* Start *

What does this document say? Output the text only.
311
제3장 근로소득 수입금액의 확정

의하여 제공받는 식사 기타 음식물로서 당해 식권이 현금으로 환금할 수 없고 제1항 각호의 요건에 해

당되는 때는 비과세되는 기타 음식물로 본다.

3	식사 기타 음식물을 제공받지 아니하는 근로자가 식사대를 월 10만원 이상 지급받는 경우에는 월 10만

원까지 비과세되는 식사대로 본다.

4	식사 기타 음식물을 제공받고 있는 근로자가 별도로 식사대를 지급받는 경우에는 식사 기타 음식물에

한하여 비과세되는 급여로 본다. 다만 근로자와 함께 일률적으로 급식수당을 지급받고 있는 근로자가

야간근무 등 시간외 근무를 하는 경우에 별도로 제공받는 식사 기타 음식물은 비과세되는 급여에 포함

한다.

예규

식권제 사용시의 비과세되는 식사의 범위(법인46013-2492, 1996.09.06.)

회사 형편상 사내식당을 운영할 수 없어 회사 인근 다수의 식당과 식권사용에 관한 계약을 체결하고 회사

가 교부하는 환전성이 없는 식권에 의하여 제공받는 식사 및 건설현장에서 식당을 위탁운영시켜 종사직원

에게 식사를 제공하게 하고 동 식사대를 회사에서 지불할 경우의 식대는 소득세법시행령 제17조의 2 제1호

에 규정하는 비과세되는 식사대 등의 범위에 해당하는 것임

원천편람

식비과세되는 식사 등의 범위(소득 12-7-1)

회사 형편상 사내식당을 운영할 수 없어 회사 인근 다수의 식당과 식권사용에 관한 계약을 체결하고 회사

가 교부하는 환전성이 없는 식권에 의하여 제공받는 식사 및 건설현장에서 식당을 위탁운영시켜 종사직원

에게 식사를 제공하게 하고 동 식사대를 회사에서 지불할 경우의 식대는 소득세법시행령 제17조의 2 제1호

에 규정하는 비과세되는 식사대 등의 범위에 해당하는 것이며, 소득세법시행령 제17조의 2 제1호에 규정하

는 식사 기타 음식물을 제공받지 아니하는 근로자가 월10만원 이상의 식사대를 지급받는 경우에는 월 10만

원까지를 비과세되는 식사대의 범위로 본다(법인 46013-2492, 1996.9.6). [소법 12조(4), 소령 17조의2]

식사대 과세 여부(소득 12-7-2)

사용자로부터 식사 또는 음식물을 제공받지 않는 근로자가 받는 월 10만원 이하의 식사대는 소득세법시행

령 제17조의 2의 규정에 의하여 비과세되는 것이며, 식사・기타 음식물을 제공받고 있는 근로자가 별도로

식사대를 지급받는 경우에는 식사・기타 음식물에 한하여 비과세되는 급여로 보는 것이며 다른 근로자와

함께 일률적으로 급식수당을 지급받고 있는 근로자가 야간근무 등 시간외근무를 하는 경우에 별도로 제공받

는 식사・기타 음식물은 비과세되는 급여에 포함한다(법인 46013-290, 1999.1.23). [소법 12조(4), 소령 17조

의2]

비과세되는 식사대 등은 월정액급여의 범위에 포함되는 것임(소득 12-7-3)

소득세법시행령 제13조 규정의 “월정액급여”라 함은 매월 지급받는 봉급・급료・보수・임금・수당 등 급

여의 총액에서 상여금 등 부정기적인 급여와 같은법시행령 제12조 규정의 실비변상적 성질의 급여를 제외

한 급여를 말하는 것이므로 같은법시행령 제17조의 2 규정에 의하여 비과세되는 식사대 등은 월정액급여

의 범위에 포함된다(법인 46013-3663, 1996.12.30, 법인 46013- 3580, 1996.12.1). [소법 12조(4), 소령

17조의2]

* End *

Every line above should be printed again exactly as it stands.

- _FINAL RESULT_:
What does this document say? Output the text only.
311
제3장 근로소득 수입금액의 확정

의하여 제공받는 식사 기타 음식물로서 당해 식권이 현금으로 환금할 수 없고 제1항 각호의 요건에 해

당되는 때는 비과세되는 기타 음식물로 본다.

3	식사 기타 음식물을 제공받지 아니하는 근로자가 식사대를 월 10만원 이상 지급받는 경우에는 월 10만

원까지 비과세되는 식사대로 본다.

4	식사 기타 음식물을 제공받고 있는 근로자가 별도로 식사대를 지급받는 경우에는 식사 기타 음식물에

한하여 비과세되는 급여로 본다. 다만 근로자와 함께 일률적으로 급식수당을 지급받고 있는 근로자가

야간근무 등 시간외 근무를 하는 경우에 별도로 제공받는 식사 기타 음식물은 비과세되는 급여에 포함

한다.

예규

식권제 사용시의 비과세되는 식사의 범위(법인46013-2492, 1996.09.06.)

회사 형편상 사내식당을 운영할 수 없어 회사 인근 다수의 식당과 식권사용에 관한 계약을 체결하고 회사

가 교부하는 환전성이 없는 식권에 의하여 제공받는 식사 및 건설현장에서 식당을 위탁운영시켜 종사직원

에게 식사를 제공하게 하고 동 식사대를 회사에서 지불할 경우의 식대는 소득세법시행령 제17조의 2 제1호

에 규정하는 비과세되는 식사대 등의 범위에 해당하는 것임

원천편람

식비과세되는 식사 등의 범위(소득 12-7-1)

회사 형편상 사내식당을 운영할 수 없어 회사 인근 다수의 식당과 식권사용에 관한 계약을 체결하고 회사

가 교부하는 환전성이 없는 식권에 의하여 제공받는 식사 및 건설현장에서 식당을 위탁운영시켜 종사직원

에게 식사를 제공하게 하고 동 식사대를 회사에서 지불할 경우의 식대는 소득세법시행령 제17조의 2 제1호

에 규정하는 비과세되는 식사대 등의 범위에 해당하는 것이며, 소득세법시행령 제17조의 2 제1호에 규정하

는 식사 기타 음식물을 제공받지 아니하는 근로자가 월10만원 이상의 식사대를 지급받는 경우에는 월 10만

원까지를 비과세되는 식사대의 범위로 본다(법인 46013-2492, 1996.9.6). [소법 12조(4), 소령 17조의2]

식사대 과세 여부(소득 12-7-2)

사용자로부터 식사 또는 음식물을 제공받지 않는 근로자가 받는 월 10만원 이하의 식사대는 소득세법시행

령 제17조의 2의 규정에 의하여 비과세되는 것이며, 식사・기타 음식물을 제공받고 있는 근로자가 별도로

식사대를 지급받는 경우에는 식사・기타 음식물에 한하여 비과세되는 급여로 보는 것이며 다른 근로자와

함께 일률적으로 급식수당을 지급받고 있는 근로자가 야간근무 등 시간외근무를 하는 경우에 별도로 제공받

는 식사・기타 음식물은 비과세되는 급여에 포함한다(법인 46013-290, 1999.1.23). [소법 12조(4), 소령 17조

의2]

비과세되는 식사대 등은 월정액급여의 범위에 포함되는 것임(소득 12-7-3)

소득세법시행령 제13조 규정의 “월정액급여”라 함은 매월 지급받는 봉급・급료・보수・임금・수당 등 급

여의 총액에서 상여금 등 부정기적인 급여와 같은법시행령 제12조 규정의 실비변상적 성질의 급여를 제외

한 급여를 말하는 것이므로 같은법시행령 제17조의 2 규정에 의하여 비과세되는 식사대 등은 월정액급여

의 범위에 포함된다(법인 46013-3663, 1996.12.30, 법인 46013- 3580, 1996.12.1). [소법 12조(4), 소령

17조의2]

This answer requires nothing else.